▶ **Problem**: Lift out all lines below that contain "функции".

Extracts from a graphics dataset:
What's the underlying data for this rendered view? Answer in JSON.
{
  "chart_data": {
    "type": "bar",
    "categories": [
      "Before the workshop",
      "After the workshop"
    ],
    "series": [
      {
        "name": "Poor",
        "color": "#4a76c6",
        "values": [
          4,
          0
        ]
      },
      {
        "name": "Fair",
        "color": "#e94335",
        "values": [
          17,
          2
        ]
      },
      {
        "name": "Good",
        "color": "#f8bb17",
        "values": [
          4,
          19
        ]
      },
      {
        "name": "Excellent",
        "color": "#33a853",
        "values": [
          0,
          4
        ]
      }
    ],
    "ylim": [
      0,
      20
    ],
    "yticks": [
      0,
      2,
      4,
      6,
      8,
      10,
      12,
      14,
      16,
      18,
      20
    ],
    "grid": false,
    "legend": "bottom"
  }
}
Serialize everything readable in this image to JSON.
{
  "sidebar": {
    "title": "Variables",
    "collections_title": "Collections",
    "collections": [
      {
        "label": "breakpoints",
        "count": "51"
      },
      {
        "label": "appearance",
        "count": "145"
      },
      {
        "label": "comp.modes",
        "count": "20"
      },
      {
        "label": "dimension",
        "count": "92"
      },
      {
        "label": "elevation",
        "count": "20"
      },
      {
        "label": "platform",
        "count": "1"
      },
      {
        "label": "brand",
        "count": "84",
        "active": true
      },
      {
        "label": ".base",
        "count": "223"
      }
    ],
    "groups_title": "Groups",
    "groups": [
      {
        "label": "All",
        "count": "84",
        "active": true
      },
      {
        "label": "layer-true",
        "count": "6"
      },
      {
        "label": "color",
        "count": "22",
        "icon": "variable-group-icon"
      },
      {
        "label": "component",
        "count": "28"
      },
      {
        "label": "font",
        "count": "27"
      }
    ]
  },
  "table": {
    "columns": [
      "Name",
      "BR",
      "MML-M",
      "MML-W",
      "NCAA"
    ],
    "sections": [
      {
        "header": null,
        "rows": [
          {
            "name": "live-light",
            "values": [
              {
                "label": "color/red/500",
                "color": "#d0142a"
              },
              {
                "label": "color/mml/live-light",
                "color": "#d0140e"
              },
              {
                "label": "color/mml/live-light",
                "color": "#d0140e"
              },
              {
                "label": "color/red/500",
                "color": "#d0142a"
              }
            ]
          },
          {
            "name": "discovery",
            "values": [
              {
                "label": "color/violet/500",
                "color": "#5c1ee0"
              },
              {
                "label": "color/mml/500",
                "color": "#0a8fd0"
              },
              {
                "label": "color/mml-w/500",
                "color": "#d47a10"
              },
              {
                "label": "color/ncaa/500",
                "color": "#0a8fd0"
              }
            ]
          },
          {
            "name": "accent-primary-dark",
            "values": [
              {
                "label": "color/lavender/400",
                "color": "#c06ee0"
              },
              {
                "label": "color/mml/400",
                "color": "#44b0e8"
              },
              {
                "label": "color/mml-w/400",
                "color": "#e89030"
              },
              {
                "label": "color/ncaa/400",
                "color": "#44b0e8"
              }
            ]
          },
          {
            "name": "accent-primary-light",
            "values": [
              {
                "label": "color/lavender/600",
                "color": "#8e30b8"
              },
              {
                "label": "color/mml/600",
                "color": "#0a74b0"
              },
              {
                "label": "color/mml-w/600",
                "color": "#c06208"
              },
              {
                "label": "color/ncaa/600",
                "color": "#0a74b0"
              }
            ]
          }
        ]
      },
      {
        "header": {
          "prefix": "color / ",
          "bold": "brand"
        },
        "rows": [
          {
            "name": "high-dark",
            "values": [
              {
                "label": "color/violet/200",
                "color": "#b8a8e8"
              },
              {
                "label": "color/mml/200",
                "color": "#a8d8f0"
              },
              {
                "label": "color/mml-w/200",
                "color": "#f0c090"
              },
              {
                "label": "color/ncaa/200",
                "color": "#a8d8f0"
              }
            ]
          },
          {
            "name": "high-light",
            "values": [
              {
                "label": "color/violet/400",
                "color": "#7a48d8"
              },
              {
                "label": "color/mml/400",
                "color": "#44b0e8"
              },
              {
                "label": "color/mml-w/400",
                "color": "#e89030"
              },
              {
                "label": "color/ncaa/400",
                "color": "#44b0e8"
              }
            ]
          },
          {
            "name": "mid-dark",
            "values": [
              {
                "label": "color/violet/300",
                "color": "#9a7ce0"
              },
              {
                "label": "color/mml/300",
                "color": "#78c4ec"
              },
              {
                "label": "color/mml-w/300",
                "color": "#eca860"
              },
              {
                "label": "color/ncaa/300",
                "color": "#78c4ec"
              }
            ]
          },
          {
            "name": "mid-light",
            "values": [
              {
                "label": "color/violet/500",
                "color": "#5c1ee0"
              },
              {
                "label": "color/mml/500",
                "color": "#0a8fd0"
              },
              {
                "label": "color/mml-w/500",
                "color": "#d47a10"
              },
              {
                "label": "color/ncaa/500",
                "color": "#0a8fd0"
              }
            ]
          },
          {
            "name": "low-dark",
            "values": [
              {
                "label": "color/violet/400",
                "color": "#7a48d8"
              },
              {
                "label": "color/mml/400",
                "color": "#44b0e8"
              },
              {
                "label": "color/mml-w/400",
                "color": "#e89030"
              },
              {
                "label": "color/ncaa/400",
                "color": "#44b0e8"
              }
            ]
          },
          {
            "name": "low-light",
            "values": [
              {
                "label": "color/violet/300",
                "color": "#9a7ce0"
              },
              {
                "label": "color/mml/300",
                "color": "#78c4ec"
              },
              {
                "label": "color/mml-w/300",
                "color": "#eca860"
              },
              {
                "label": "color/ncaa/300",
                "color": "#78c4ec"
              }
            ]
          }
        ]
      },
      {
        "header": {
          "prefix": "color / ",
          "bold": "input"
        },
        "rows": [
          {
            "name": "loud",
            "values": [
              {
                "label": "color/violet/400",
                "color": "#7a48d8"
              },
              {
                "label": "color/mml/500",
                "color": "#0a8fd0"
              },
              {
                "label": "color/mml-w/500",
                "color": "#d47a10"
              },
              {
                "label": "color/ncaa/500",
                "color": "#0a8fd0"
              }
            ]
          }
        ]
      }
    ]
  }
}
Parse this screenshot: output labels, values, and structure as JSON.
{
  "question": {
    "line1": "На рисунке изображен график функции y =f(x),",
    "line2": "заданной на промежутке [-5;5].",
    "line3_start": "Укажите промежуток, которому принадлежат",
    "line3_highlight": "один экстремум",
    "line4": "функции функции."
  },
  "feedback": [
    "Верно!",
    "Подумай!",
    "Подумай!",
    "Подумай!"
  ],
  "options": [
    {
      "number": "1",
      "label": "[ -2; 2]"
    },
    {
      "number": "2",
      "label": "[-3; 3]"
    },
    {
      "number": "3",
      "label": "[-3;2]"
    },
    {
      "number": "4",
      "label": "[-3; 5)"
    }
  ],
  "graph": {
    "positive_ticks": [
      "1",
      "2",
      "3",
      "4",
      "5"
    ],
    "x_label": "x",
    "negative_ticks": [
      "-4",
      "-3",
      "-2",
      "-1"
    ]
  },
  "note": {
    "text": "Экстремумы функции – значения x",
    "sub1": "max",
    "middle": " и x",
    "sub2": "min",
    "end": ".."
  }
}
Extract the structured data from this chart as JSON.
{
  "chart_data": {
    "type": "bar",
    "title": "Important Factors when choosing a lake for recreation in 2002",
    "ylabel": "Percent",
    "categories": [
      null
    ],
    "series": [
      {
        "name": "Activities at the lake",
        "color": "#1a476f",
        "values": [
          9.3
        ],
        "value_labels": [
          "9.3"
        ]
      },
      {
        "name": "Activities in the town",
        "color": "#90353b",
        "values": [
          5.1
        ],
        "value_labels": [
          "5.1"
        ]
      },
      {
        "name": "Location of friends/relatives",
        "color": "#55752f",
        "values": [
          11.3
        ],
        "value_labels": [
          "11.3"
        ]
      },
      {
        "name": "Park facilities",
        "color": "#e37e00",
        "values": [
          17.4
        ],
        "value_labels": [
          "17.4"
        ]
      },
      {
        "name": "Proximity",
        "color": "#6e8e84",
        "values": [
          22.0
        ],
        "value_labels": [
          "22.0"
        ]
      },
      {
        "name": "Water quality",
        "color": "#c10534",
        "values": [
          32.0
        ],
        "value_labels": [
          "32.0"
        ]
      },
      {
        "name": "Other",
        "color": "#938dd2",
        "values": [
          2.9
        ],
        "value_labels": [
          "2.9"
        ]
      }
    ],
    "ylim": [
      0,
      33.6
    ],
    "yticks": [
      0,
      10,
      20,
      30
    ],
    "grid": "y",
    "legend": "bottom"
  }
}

▶ **Solved exercise**:
    "line1": "На рисунке изображен график функции y =f(x),",
    "line4": "функции функции."
    "text": "Экстремумы функции – значения x",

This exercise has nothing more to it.